INPUT DATA
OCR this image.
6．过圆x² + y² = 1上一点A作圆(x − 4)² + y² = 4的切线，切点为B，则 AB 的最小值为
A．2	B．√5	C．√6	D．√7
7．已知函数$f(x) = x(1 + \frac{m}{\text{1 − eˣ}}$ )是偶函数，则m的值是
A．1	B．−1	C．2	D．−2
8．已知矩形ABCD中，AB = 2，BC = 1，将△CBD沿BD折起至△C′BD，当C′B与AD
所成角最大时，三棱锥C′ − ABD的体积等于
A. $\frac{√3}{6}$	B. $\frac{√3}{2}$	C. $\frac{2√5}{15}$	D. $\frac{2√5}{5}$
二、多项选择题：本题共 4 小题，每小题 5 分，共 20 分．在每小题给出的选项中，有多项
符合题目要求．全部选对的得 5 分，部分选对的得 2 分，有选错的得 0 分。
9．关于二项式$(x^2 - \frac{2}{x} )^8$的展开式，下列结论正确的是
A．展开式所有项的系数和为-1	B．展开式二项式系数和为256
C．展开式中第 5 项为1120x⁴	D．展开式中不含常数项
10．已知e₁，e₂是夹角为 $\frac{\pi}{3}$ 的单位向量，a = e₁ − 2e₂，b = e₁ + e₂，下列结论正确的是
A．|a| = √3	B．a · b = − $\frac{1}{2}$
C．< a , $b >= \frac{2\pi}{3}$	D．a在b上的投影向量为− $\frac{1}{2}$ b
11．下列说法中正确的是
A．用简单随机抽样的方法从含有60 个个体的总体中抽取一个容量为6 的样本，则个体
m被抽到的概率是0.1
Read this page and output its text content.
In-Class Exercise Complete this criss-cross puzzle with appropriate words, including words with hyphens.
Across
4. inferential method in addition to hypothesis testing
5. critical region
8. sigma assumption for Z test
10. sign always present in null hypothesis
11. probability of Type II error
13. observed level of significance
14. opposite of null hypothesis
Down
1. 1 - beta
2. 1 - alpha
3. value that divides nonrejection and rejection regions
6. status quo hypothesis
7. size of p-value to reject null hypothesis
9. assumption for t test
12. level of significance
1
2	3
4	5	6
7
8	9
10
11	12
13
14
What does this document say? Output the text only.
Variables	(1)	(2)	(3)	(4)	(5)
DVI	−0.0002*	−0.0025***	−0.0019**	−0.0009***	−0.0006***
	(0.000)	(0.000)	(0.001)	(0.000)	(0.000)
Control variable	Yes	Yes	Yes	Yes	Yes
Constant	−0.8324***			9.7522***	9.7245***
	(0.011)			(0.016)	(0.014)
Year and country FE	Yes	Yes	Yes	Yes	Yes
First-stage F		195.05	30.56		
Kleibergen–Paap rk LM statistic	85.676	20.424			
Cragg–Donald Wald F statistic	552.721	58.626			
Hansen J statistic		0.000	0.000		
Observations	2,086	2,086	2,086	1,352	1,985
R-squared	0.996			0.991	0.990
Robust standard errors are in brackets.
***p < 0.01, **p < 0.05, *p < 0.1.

EXERCISE BRIEF
Reproduce the listing shown above in its entirety, exactly.

OUTPUT
OCR this image.
6．过圆x² + y² = 1上一点A作圆(x − 4)² + y² = 4的切线，切点为B，则 AB 的最小值为
A．2	B．√5	C．√6	D．√7
7．已知函数$f(x) = x(1 + \frac{m}{\text{1 − eˣ}}$ )是偶函数，则m的值是
A．1	B．−1	C．2	D．−2
8．已知矩形ABCD中，AB = 2，BC = 1，将△CBD沿BD折起至△C′BD，当C′B与AD
所成角最大时，三棱锥C′ − ABD的体积等于
A. $\frac{√3}{6}$	B. $\frac{√3}{2}$	C. $\frac{2√5}{15}$	D. $\frac{2√5}{5}$
二、多项选择题：本题共 4 小题，每小题 5 分，共 20 分．在每小题给出的选项中，有多项
符合题目要求．全部选对的得 5 分，部分选对的得 2 分，有选错的得 0 分。
9．关于二项式$(x^2 - \frac{2}{x} )^8$的展开式，下列结论正确的是
A．展开式所有项的系数和为-1	B．展开式二项式系数和为256
C．展开式中第 5 项为1120x⁴	D．展开式中不含常数项
10．已知e₁，e₂是夹角为 $\frac{\pi}{3}$ 的单位向量，a = e₁ − 2e₂，b = e₁ + e₂，下列结论正确的是
A．|a| = √3	B．a · b = − $\frac{1}{2}$
C．< a , $b >= \frac{2\pi}{3}$	D．a在b上的投影向量为− $\frac{1}{2}$ b
11．下列说法中正确的是
A．用简单随机抽样的方法从含有60 个个体的总体中抽取一个容量为6 的样本，则个体
m被抽到的概率是0.1
Read this page and output its text content.
In-Class Exercise Complete this criss-cross puzzle with appropriate words, including words with hyphens.
Across
4. inferential method in addition to hypothesis testing
5. critical region
8. sigma assumption for Z test
10. sign always present in null hypothesis
11. probability of Type II error
13. observed level of significance
14. opposite of null hypothesis
Down
1. 1 - beta
2. 1 - alpha
3. value that divides nonrejection and rejection regions
6. status quo hypothesis
7. size of p-value to reject null hypothesis
9. assumption for t test
12. level of significance
1
2	3
4	5	6
7
8	9
10
11	12
13
14
What does this document say? Output the text only.
Variables	(1)	(2)	(3)	(4)	(5)
DVI	−0.0002*	−0.0025***	−0.0019**	−0.0009***	−0.0006***
	(0.000)	(0.000)	(0.001)	(0.000)	(0.000)
Control variable	Yes	Yes	Yes	Yes	Yes
Constant	−0.8324***			9.7522***	9.7245***
	(0.011)			(0.016)	(0.014)
Year and country FE	Yes	Yes	Yes	Yes	Yes
First-stage F		195.05	30.56		
Kleibergen–Paap rk LM statistic	85.676	20.424			
Cragg–Donald Wald F statistic	552.721	58.626			
Hansen J statistic		0.000	0.000		
Observations	2,086	2,086	2,086	1,352	1,985
R-squared	0.996			0.991	0.990
Robust standard errors are in brackets.
***p < 0.01, **p < 0.05, *p < 0.1.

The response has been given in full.